● Directions
The records below are made of lines; count those holding the word "text" and give the number only.

● Data records
* * * * * * * * *

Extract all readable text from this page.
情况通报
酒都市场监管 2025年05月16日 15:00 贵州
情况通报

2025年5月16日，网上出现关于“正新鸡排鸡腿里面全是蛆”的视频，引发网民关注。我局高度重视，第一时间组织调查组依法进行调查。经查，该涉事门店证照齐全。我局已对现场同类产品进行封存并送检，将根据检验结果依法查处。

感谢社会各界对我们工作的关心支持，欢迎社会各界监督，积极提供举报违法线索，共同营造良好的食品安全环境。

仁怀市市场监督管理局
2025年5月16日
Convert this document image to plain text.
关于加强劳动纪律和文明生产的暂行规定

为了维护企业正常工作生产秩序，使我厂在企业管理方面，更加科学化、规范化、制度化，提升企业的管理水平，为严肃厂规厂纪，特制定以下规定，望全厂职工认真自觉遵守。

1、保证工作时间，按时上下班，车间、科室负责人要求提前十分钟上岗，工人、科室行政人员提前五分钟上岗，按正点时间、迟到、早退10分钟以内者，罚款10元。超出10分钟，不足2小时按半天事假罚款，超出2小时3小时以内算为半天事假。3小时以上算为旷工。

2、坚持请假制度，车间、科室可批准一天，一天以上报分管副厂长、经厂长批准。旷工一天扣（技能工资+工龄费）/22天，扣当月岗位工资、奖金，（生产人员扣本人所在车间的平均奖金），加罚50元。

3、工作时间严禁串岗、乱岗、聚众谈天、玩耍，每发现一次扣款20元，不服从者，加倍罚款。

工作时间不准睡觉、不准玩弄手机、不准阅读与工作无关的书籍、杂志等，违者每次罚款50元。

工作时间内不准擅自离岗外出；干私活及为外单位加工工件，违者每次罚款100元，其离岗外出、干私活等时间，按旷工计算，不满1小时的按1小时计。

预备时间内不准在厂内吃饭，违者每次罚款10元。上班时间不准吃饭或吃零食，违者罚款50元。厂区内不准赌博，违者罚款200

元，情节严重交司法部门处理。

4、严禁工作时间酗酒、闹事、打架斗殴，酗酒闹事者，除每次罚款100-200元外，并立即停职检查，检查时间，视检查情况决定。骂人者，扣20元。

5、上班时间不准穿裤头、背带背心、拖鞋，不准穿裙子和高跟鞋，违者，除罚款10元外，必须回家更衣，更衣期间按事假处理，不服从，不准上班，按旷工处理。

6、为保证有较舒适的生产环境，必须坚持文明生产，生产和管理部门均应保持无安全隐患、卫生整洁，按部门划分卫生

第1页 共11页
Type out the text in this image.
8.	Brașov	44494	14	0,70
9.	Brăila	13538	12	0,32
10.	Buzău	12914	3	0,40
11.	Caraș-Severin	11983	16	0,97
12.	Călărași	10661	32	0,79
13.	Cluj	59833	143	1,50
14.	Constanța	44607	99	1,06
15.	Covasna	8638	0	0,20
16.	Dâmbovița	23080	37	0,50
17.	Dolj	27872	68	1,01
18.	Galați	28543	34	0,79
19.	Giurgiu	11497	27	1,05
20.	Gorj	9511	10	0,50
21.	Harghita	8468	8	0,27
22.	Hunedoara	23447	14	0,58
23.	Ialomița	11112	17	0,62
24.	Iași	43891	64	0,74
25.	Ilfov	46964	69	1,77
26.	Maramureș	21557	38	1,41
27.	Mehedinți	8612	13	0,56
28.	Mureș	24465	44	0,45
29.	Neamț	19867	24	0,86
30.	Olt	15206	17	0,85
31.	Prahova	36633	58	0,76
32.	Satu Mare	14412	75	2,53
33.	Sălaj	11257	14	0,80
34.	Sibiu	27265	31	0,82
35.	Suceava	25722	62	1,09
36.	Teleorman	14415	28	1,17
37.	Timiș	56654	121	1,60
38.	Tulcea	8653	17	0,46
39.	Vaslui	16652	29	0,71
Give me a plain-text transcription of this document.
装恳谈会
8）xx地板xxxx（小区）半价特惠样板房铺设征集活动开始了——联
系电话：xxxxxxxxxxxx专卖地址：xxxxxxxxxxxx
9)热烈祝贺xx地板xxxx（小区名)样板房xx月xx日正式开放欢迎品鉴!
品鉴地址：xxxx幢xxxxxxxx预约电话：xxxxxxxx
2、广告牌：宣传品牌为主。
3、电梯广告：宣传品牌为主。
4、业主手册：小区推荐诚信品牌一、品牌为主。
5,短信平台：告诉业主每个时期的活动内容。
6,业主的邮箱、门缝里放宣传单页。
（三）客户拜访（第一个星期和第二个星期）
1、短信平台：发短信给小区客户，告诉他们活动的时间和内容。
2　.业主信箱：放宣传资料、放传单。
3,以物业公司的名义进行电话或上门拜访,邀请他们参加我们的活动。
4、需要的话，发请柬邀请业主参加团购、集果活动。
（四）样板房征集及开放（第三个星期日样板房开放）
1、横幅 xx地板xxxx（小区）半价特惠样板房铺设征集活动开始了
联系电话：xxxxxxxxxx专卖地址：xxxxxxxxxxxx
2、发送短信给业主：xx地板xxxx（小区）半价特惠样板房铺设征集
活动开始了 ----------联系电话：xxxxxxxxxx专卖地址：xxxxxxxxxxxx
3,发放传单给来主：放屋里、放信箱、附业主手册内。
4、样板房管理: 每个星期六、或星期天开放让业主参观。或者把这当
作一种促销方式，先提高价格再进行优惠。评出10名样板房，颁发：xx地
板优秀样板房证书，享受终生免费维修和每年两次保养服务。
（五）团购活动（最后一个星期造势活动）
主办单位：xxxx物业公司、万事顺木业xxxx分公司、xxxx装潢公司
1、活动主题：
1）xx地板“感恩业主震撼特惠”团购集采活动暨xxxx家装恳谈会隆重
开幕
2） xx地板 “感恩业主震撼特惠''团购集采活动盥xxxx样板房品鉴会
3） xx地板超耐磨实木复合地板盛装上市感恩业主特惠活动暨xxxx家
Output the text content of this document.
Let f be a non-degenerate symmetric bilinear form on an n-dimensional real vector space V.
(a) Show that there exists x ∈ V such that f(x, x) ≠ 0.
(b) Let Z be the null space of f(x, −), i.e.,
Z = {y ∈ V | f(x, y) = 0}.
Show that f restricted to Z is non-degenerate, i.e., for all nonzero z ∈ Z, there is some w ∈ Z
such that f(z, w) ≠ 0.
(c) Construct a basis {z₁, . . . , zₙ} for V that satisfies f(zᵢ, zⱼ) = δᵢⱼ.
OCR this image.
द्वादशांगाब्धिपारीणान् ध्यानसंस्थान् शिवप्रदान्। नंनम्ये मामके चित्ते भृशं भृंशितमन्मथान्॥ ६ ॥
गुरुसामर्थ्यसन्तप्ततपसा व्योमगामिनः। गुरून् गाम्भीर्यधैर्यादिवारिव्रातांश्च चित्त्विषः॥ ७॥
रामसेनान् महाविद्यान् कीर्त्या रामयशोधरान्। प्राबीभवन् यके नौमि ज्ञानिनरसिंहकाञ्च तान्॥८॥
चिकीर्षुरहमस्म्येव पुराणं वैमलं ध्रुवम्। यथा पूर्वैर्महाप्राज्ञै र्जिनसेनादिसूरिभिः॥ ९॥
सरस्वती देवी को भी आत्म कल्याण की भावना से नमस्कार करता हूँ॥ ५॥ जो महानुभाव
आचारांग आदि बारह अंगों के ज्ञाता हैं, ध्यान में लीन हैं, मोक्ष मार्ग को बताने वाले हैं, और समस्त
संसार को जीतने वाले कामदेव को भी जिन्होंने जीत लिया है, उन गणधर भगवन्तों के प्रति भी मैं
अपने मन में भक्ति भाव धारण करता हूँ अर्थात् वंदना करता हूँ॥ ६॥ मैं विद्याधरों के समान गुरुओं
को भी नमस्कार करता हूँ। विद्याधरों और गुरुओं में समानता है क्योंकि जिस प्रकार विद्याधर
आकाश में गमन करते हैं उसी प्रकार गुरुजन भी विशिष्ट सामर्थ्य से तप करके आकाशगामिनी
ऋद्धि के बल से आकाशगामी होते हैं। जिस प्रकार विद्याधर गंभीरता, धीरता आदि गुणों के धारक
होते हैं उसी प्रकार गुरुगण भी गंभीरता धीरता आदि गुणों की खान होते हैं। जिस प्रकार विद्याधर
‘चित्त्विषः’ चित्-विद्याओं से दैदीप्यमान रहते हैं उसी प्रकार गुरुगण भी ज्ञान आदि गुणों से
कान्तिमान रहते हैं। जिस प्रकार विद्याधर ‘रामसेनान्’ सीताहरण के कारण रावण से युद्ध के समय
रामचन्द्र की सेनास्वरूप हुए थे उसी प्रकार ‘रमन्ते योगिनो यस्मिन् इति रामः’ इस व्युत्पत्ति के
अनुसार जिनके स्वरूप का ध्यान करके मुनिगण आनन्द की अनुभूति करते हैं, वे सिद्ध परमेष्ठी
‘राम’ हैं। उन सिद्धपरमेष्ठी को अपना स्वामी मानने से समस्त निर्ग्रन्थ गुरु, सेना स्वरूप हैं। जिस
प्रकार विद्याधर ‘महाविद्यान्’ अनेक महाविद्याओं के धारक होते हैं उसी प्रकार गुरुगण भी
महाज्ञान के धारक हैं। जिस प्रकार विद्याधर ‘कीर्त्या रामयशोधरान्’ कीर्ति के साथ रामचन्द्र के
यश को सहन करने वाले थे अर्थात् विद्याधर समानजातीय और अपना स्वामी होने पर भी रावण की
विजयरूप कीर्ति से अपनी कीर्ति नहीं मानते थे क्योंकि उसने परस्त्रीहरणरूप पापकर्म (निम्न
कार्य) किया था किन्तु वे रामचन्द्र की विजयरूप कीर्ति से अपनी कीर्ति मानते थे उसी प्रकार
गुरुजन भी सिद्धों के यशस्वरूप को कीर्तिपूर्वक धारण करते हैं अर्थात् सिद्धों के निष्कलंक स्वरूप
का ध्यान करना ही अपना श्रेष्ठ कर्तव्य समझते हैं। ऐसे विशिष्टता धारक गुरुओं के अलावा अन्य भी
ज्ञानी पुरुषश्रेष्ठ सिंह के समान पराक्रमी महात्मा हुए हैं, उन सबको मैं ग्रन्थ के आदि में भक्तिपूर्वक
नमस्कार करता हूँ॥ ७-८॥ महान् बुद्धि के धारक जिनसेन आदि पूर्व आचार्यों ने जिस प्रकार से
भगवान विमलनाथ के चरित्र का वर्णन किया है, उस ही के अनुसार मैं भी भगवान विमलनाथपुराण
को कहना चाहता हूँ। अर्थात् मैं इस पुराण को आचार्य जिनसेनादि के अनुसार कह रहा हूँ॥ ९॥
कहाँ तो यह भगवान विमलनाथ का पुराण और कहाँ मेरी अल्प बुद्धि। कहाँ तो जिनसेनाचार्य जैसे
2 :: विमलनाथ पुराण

* * * * * * * * *

● Answer to the task
5